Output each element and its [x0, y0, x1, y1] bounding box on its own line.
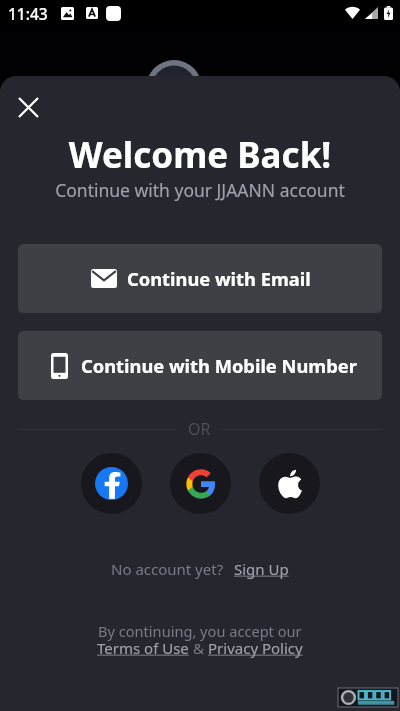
staticText: No account yet? [111, 559, 224, 579]
staticText: Continue with Email [127, 266, 311, 291]
button[interactable]: Close [11, 90, 45, 124]
button[interactable]: Privacy Policy [208, 638, 303, 658]
button[interactable]: Terms of Use [97, 638, 189, 658]
staticText: Continue with Mobile Number [81, 353, 357, 378]
staticText: OR [188, 418, 211, 440]
button[interactable]: Continue with Apple [259, 453, 320, 514]
staticText: & [189, 638, 208, 658]
staticText: Welcome Back! [0, 131, 400, 179]
staticText: Continue with your JJAANN account [0, 178, 400, 202]
button[interactable]: Continue with Facebook [81, 453, 142, 514]
staticText: 11:43 [8, 3, 48, 24]
staticText: By continuing, you accept our [98, 621, 302, 641]
button[interactable]: Continue with Mobile Number [18, 331, 382, 400]
button[interactable]: Continue with Email [18, 244, 382, 313]
button[interactable]: Sign Up [234, 559, 289, 579]
button[interactable]: Continue with Google [170, 453, 231, 514]
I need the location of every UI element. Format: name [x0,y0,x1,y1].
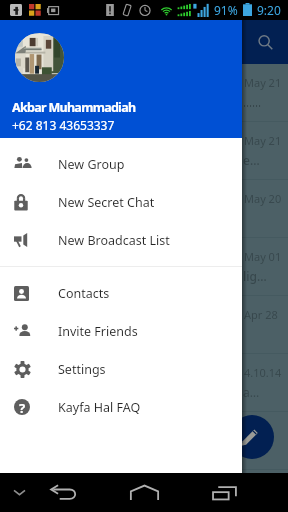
button[interactable]: May 21 [0,64,288,121]
button[interactable]: May 01 [0,238,288,295]
button[interactable]: May 21 [0,122,288,179]
button[interactable]: Invite Friends [0,312,242,350]
staticText: +62 813 43653337 [12,117,115,133]
staticText: May 20 [244,191,282,206]
button[interactable]: Home [120,473,168,512]
staticText: May 01 [244,249,282,264]
button[interactable]: New Secret Chat [0,183,242,221]
staticText: a… [243,384,260,400]
staticText: 4.10.14 [244,365,282,380]
button[interactable]: New Broadcast List [0,221,242,259]
staticText: ? [19,399,26,415]
staticText: Contacts [58,285,110,302]
staticText: lig… [243,268,267,284]
staticText: e… [243,152,260,168]
button[interactable]: Settings [0,350,242,388]
button[interactable]: Apr 28 [0,296,288,353]
staticText: 9:20 [257,2,281,18]
button[interactable]: ? [0,388,242,426]
button[interactable]: New Group [0,145,242,183]
staticText: New Group [58,156,125,173]
staticText: 91% [214,2,238,18]
button[interactable]: 4.10.14 [0,354,288,411]
button[interactable]: May 20 [0,180,288,237]
button[interactable]: Recents [202,473,248,512]
button[interactable]: New message [230,415,274,459]
staticText: Invite Friends [58,323,138,340]
staticText: Apr 28 [244,307,278,322]
staticText: New Secret Chat [58,194,155,211]
staticText: New Broadcast List [58,232,170,249]
staticText: Kayfa Hal FAQ [58,399,141,416]
staticText: Akbar Muhammadiah [12,99,136,116]
button[interactable] [0,412,288,469]
staticText: May 21 [244,133,282,148]
staticText: May 21 [244,75,282,90]
button[interactable]: Back [40,473,86,512]
button[interactable]: Contacts [0,274,242,312]
staticText: Settings [58,361,106,378]
button[interactable]: Hide keyboard [4,473,34,512]
button[interactable]: Search [250,27,280,57]
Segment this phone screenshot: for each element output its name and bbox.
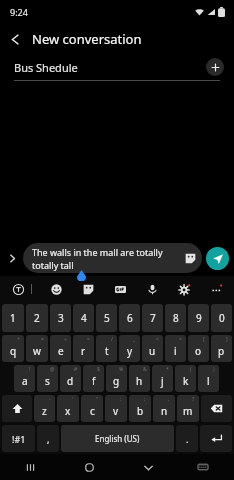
staticText: 9 [196, 311, 202, 325]
button[interactable]: Stickers [184, 252, 197, 265]
staticText: f [92, 374, 96, 388]
button[interactable]: GIF [110, 279, 130, 299]
button[interactable]: Home [77, 455, 101, 479]
button[interactable]: 0 [211, 304, 232, 332]
staticText: [ [203, 336, 205, 343]
button[interactable]: , [153, 395, 175, 422]
staticText: o [195, 344, 202, 358]
button[interactable]: ? [177, 395, 199, 422]
button[interactable]: ; [129, 395, 151, 422]
staticText: h [136, 374, 143, 388]
staticText: $ [97, 366, 100, 373]
button[interactable]: 2 [26, 304, 48, 332]
button[interactable]: ' [57, 395, 79, 422]
button[interactable]: 8 [165, 304, 186, 332]
button[interactable]: ÷ [50, 335, 71, 362]
staticText: i [174, 344, 177, 358]
button[interactable]: Voice typing [8, 279, 28, 299]
button[interactable]: More options [206, 279, 226, 299]
staticText: < [156, 336, 159, 343]
button[interactable]: 4 [73, 304, 94, 332]
button[interactable]: # [60, 365, 81, 392]
button[interactable]: 1 [2, 304, 24, 332]
button[interactable]: 5 [96, 304, 117, 332]
button[interactable]: Backspace [201, 395, 232, 422]
button[interactable]: Recents [18, 455, 42, 479]
button[interactable]: , [37, 425, 59, 452]
button[interactable]: 6 [119, 304, 140, 332]
staticText: b [137, 404, 144, 418]
staticText: j [161, 374, 164, 388]
button[interactable]: + [2, 335, 24, 362]
staticText: ' [72, 396, 74, 403]
staticText: g [113, 374, 120, 388]
button[interactable]: > [165, 335, 186, 362]
button[interactable]: !#1 [2, 425, 35, 452]
button[interactable]: 9 [188, 304, 209, 332]
button[interactable]: ( [175, 365, 196, 392]
button[interactable]: × [26, 335, 48, 362]
button[interactable]: / [96, 335, 117, 362]
button[interactable]: % [106, 365, 127, 392]
button[interactable]: 7 [142, 304, 163, 332]
staticText: a [22, 374, 28, 388]
staticText: !#1 [12, 433, 26, 445]
staticText: @ [50, 366, 55, 373]
button[interactable]: English (US) [61, 425, 174, 452]
staticText: m [183, 404, 193, 418]
staticText: ( [190, 366, 192, 373]
button[interactable]: ) [198, 365, 219, 392]
button[interactable]: Send [206, 247, 229, 270]
button[interactable]: " [81, 395, 103, 422]
button[interactable]: Keyboard layout [191, 455, 215, 479]
button[interactable]: Enter [200, 425, 232, 452]
staticText: - [49, 396, 51, 403]
staticText: ! [29, 366, 31, 373]
staticText: w [33, 344, 41, 358]
staticText: u [149, 344, 156, 358]
button[interactable]: Back [0, 24, 30, 54]
button[interactable]: [ [188, 335, 209, 362]
staticText: + [17, 336, 20, 343]
staticText: x [65, 404, 71, 418]
button[interactable]: Settings [174, 279, 194, 299]
button[interactable]: Emoji [46, 279, 66, 299]
button[interactable]: Microphone [142, 279, 162, 299]
button[interactable]: Stickers [78, 279, 98, 299]
button[interactable]: _ [119, 335, 140, 362]
staticText: y [127, 344, 133, 358]
staticText: 5 [104, 311, 110, 325]
staticText: t [105, 344, 109, 358]
button[interactable]: . [176, 425, 198, 452]
staticText: , [47, 433, 50, 445]
button[interactable]: Expand options [4, 250, 21, 267]
staticText: ; [144, 396, 146, 403]
staticText: e [58, 344, 64, 358]
button[interactable]: @ [37, 365, 58, 392]
staticText: ] [226, 336, 228, 343]
button[interactable]: ! [14, 365, 35, 392]
staticText: k [183, 374, 189, 388]
button[interactable]: The walls in the mall are totally [23, 243, 202, 273]
staticText: ) [213, 366, 215, 373]
staticText: v [113, 404, 119, 418]
staticText: l [207, 374, 210, 388]
button[interactable]: ] [211, 335, 232, 362]
button[interactable]: Shift [2, 395, 32, 422]
button[interactable]: < [142, 335, 163, 362]
button[interactable]: Add recipient [206, 58, 224, 76]
button[interactable]: = [73, 335, 94, 362]
staticText: 3 [58, 311, 64, 325]
staticText: The walls in the mall are totally [32, 246, 163, 258]
button[interactable]: 3 [50, 304, 71, 332]
staticText: totally tall [32, 259, 74, 271]
button[interactable]: Hide keyboard [136, 455, 160, 479]
staticText: New conversation [32, 30, 142, 48]
button[interactable]: $ [83, 365, 104, 392]
staticText: 4 [81, 311, 87, 325]
staticText: * [166, 366, 169, 373]
button[interactable]: * [152, 365, 173, 392]
button[interactable]: - [34, 395, 55, 422]
button[interactable]: : [105, 395, 127, 422]
button[interactable]: & [129, 365, 150, 392]
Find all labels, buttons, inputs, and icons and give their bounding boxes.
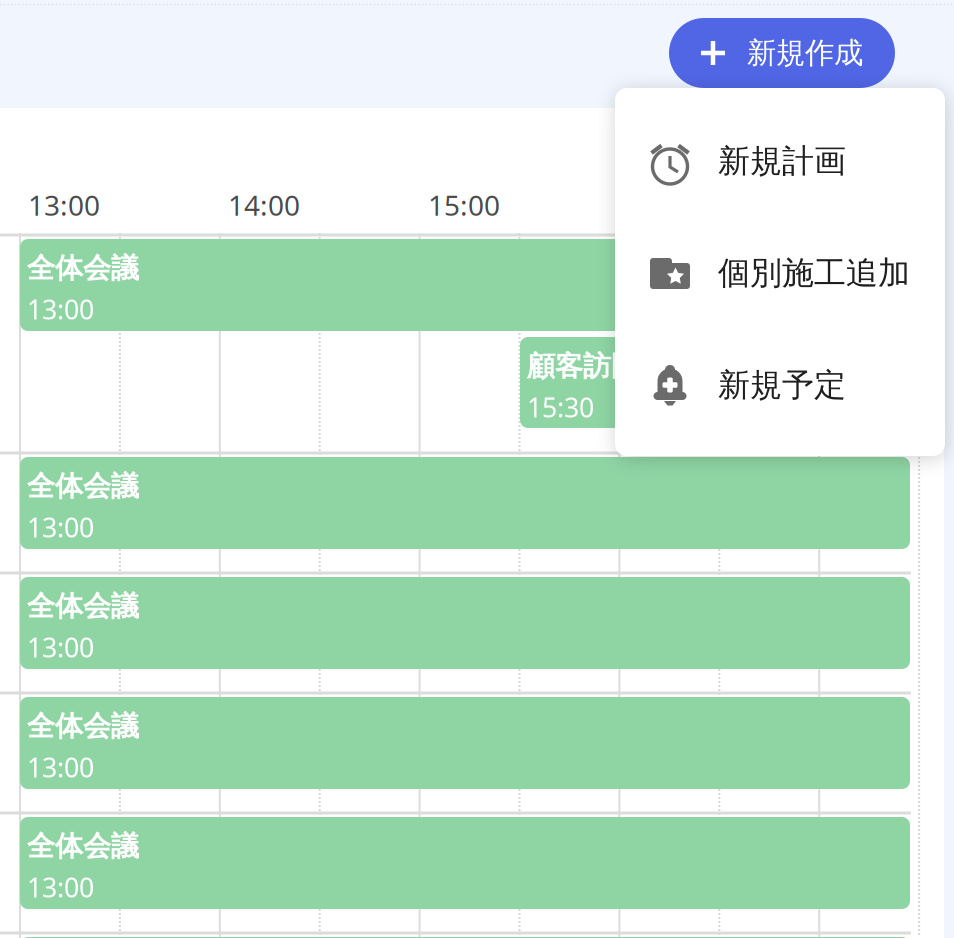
- staticText: 全体会議: [27, 251, 139, 285]
- staticText: 13:00: [27, 629, 94, 665]
- staticText: 個別施工追加: [718, 253, 910, 293]
- button[interactable]: 新規作成: [669, 18, 895, 88]
- button[interactable]: 新規予定: [615, 330, 945, 440]
- button[interactable]: 全体会議: [20, 937, 910, 938]
- button[interactable]: 全体会議: [20, 817, 910, 909]
- staticText: 15:00: [428, 186, 500, 224]
- staticText: 13:00: [27, 869, 94, 905]
- staticText: 13:00: [27, 749, 94, 785]
- staticText: 13:00: [27, 291, 94, 327]
- button[interactable]: 新規計画: [615, 106, 945, 216]
- button[interactable]: 全体会議: [20, 239, 910, 331]
- staticText: 全体会議: [27, 589, 139, 623]
- staticText: 全体会議: [27, 469, 139, 503]
- staticText: 14:00: [228, 186, 300, 224]
- staticText: 新規計画: [718, 141, 846, 181]
- staticText: 13:00: [27, 509, 94, 545]
- button[interactable]: 全体会議: [20, 697, 910, 789]
- staticText: 新規作成: [747, 35, 863, 71]
- staticText: 15:30: [527, 389, 594, 425]
- staticText: 13:00: [28, 186, 100, 224]
- staticText: 新規予定: [718, 365, 846, 405]
- button[interactable]: 顧客訪問: [520, 337, 680, 428]
- staticText: 全体会議: [27, 709, 139, 743]
- button[interactable]: 個別施工追加: [615, 218, 945, 328]
- button[interactable]: 全体会議: [20, 577, 910, 669]
- staticText: 全体会議: [27, 829, 139, 863]
- staticText: 顧客訪問: [527, 349, 639, 383]
- button[interactable]: 全体会議: [20, 457, 910, 549]
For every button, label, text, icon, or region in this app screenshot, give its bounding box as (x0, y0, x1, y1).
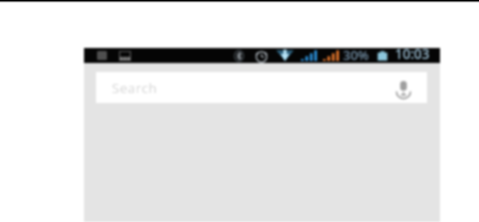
button[interactable]: Voice search (392, 76, 414, 98)
button[interactable]: Search (96, 72, 427, 103)
staticText: 30% (343, 46, 369, 61)
staticText: Search (112, 79, 158, 97)
staticText: 10:03 (395, 45, 430, 60)
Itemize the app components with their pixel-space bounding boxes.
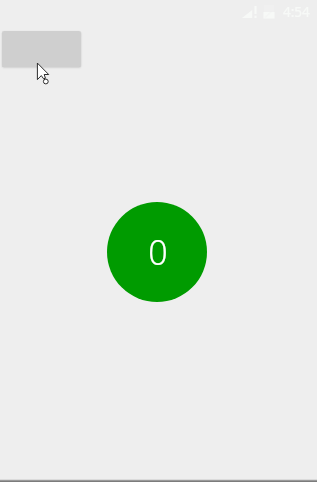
- button[interactable]: Tap to count: [107, 202, 207, 302]
- button[interactable]: Reset counter: [2, 31, 81, 67]
- staticText: 4:54: [283, 3, 310, 19]
- staticText: 0: [148, 229, 168, 275]
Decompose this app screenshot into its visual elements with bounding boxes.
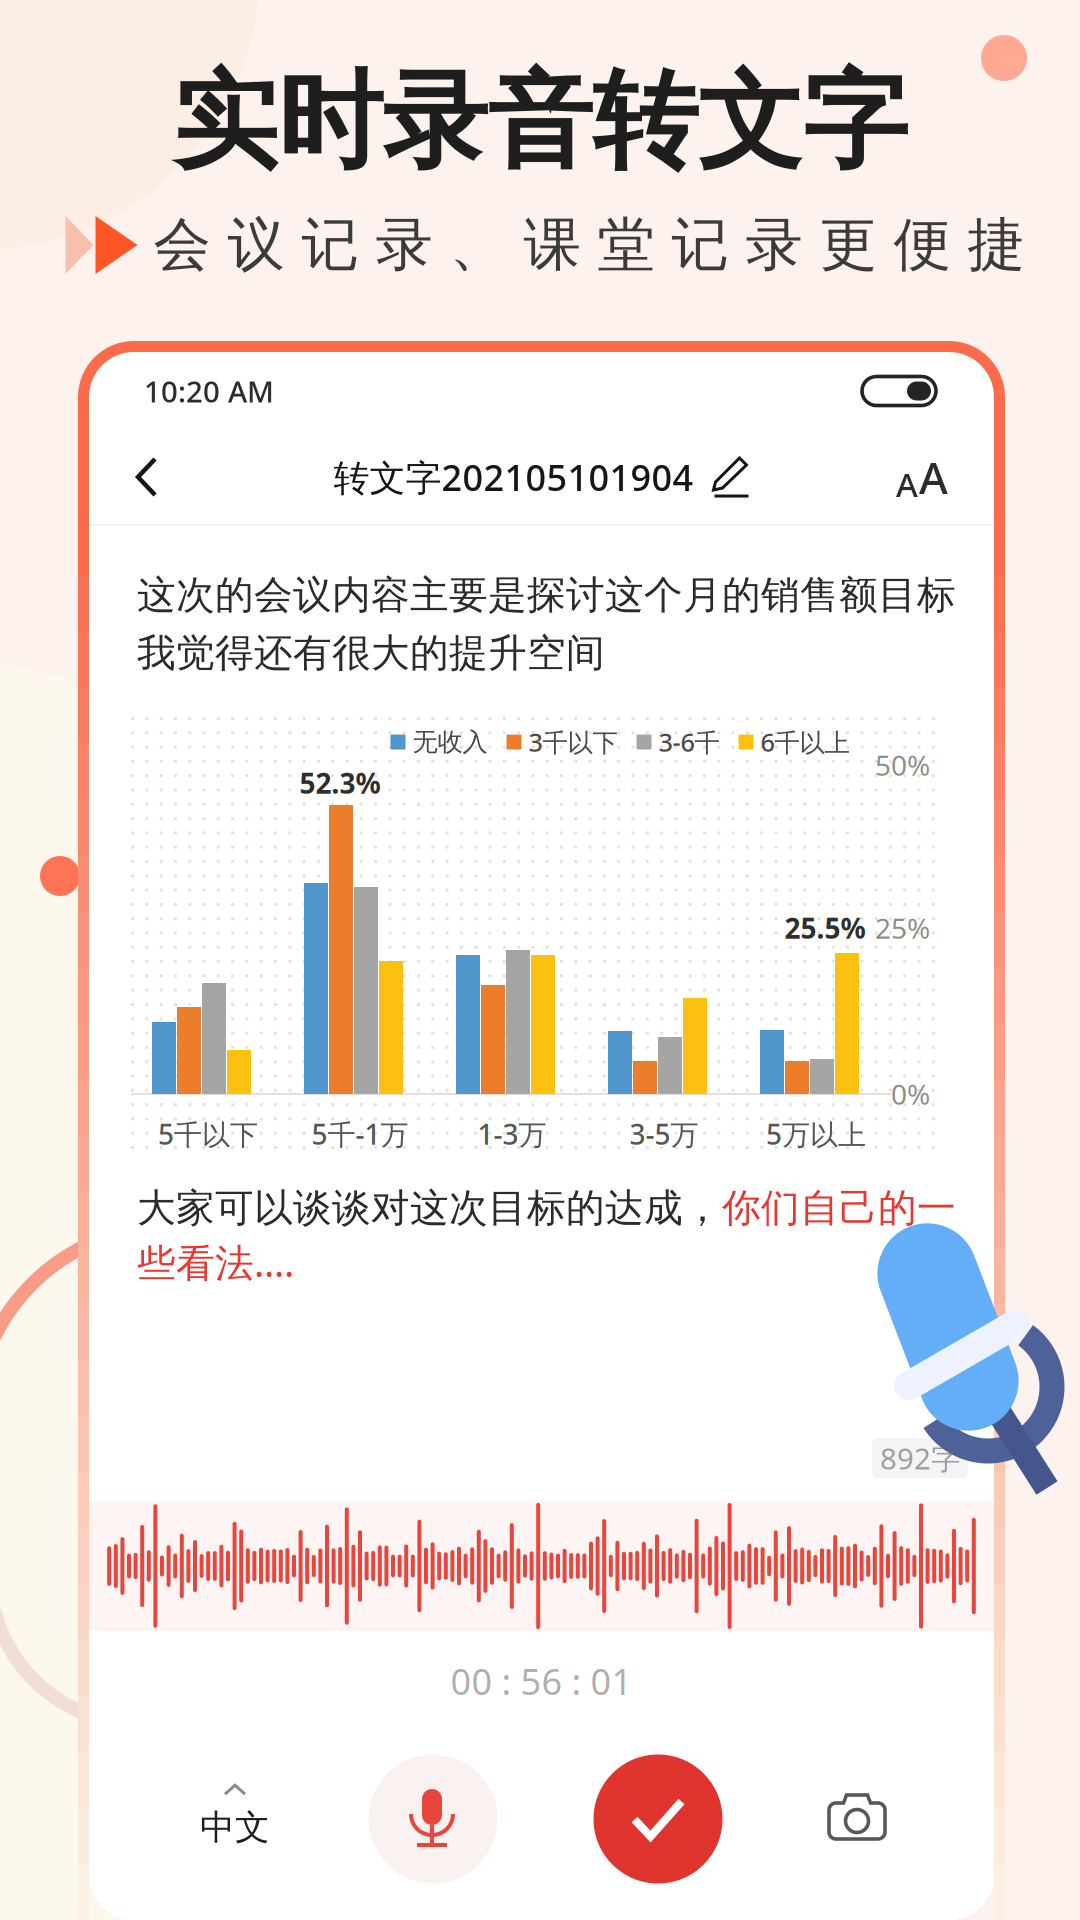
□ □ □ □ □
Prompt: Pick out every line of the records above that contains "give", matching case exactly, and copy each line in full.

Task answer:
Find all labels, buttons, inputs, and icons and give their bounding boxes.
For every button, label, text, icon, or region in this app screenshot, give its bounding box as (x0, y0, x1, y1).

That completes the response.